====== 対象の文章 ======

最近よく聞く、グレーゾーン(境界知能)とは?グレーゾーンの子のための学習方法も解説

「子どもがグレーゾーン(境界知能)で苦手なことが多くて学力が心配…」
「グレーゾーンの子どもに最適な学習方法が知りたい」
グレーゾーンは、IQ70以上85未満の人を指しています。学習内容が理解できなかったり、運動や細かい作業が苦手だったりなど、他の子どもと同じように生活することに難しさを感じることも少なくありません。
そこでこの記事では、最近聞くことが多くなったグレーゾーンとはなにかを解説します。さらに、グレーゾーンの子どもの学力を向上させる学習方法もお伝えするのでぜひ参考にしてください。
グレーゾーン(境界知能)とは?
グレーゾーン(境界知能)は、IQ(知能指数)70以上85未満の方を指した言葉です。なおグレーゾーンは、あくまで通称であり、医学的な診断名ではありません。
知的障害は、以下のようにIQの数値によって判定されています。
IQと分類
~20…最重度知的障害
21~35 …重度知的障害
36~50 …中程度知的障害
51~69…軽度知的障害
70~84…境界知能
85~…健常者
以前は、グレーゾーンに該当するIQ70から84の方も知的障害であるとされていました。しかし、現在ではIQ70未満に変更され、その結果としてIQ70から84の方をグレーゾーンと呼んでいます。
グレーゾーンに該当する方は日本だけでも約1,700万人いるとされており、人口比では約14%にもなります。35人のクラスであれば、1クラスあたり約5人がグレーゾーンということ。

======

作業課題 1: 境界知能についての文章と、次の(a)〜(c)がそれぞれ合っているかを「はい」か「いいえ」で答えてください。判断の決め手となる部分も文章から正確に引用してください。(a) グレーゾーンは医学的な診断名である。(b) かつてはIQ70から84の人も知的障害とされていた。(c) 日本でグレーゾーンに当たる人は人口の約14%とされている。
作業課題 2: 境界知能についての文章を、最後の文のあとから書き継いでください。

====== 演習データ ======

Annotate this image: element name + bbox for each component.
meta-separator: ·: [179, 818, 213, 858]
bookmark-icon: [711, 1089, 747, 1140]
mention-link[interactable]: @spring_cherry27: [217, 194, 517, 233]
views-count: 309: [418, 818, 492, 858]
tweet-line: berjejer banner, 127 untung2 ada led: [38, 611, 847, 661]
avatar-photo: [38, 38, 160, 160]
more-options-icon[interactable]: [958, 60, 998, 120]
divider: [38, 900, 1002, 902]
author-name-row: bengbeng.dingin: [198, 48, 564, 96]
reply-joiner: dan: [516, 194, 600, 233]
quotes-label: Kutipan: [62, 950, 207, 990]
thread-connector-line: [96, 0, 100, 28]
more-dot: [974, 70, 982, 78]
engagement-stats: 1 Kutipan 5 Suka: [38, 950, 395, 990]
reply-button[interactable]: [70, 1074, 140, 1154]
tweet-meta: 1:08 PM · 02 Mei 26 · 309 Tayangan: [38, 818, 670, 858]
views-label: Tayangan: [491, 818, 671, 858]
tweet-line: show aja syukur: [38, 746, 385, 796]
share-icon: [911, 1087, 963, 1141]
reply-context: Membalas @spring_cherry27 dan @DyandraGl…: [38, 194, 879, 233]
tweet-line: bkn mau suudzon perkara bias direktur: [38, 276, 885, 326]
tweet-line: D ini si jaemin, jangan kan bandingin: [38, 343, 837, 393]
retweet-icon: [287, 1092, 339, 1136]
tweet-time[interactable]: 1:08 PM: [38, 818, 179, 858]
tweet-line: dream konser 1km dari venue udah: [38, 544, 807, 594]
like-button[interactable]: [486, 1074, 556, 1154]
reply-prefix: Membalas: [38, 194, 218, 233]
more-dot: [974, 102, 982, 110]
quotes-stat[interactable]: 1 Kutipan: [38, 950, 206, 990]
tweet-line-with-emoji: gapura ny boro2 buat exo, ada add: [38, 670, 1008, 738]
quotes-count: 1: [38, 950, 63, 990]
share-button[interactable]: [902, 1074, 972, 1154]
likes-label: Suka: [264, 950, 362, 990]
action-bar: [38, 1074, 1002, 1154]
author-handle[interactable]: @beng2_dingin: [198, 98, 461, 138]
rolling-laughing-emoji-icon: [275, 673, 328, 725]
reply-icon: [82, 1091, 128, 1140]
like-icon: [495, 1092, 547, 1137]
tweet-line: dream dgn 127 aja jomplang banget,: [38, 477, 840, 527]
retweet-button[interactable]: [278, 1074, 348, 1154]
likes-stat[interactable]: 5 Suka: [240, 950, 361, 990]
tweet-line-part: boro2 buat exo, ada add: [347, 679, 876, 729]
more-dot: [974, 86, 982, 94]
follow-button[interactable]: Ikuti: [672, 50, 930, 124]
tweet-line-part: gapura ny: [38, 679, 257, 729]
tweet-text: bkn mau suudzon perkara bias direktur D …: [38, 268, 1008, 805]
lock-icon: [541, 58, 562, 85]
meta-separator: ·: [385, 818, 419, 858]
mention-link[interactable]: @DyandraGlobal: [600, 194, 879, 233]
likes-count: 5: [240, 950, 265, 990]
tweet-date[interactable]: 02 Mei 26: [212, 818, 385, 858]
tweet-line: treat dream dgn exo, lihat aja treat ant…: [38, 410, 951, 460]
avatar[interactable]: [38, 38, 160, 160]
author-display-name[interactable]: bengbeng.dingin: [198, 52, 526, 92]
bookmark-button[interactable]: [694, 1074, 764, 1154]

======

出力 1:
(a) いいえ。「グレーゾーンは、あくまで通称であり、医学的な診断名ではありません。」
(b) はい。「以前は、グレーゾーンに該当するIQ70から84の方も知的障害であるとされていました。」
(c) はい。「人口比では約14%にもなります。」

出力 2:
グレーゾーンに該当する子どもには、一般的に以下のような特徴を持っています。
- 学習内容を理解しにくい
- 他人の言葉を誤解してしまう
- 友達作りが苦手
- 運動が苦手
- 細かい作業が苦手
いっけん、問題のないように社会生活を遅れているように見えるグレーゾーンの子どもですが、学習だけではなく生活にも支障をきたすことも多いです。その結果、学校に通いにくくなり不登校になるケースも少なくありません。
グレーゾーンは公的支援を受けにくい
「精神疾患の診断・統計マニュアル第5版(DSM-5)」には、知的障害の診断基準が変化し「IQだけでは判断しない」と書かれています。しかし、軽度知的障害なのか、それともグレーゾーンなのかを正確に診断できる医師はまだ少ないのも事実。その結果、主にIQだけで知的障害ではないと診断されるケースが少なくありません。
知的障害に該当すると、以下のような公的支援が受けられます。
- 自立支援医療制度(精神通院医療)
- 障害年金
- 医療費の自己負担軽減
- 税金の控除
- 公共サービスの割引
- 障害者雇用枠での就職
- 就労移行支援
たとえば、自立支援医療制度(精神通院医療)の場合は、精神通院医療の通院における自己負担が1割です。公共サービスの割引は、NHK受信料やJRなどの鉄道料金、航空会社の料金などが該当します。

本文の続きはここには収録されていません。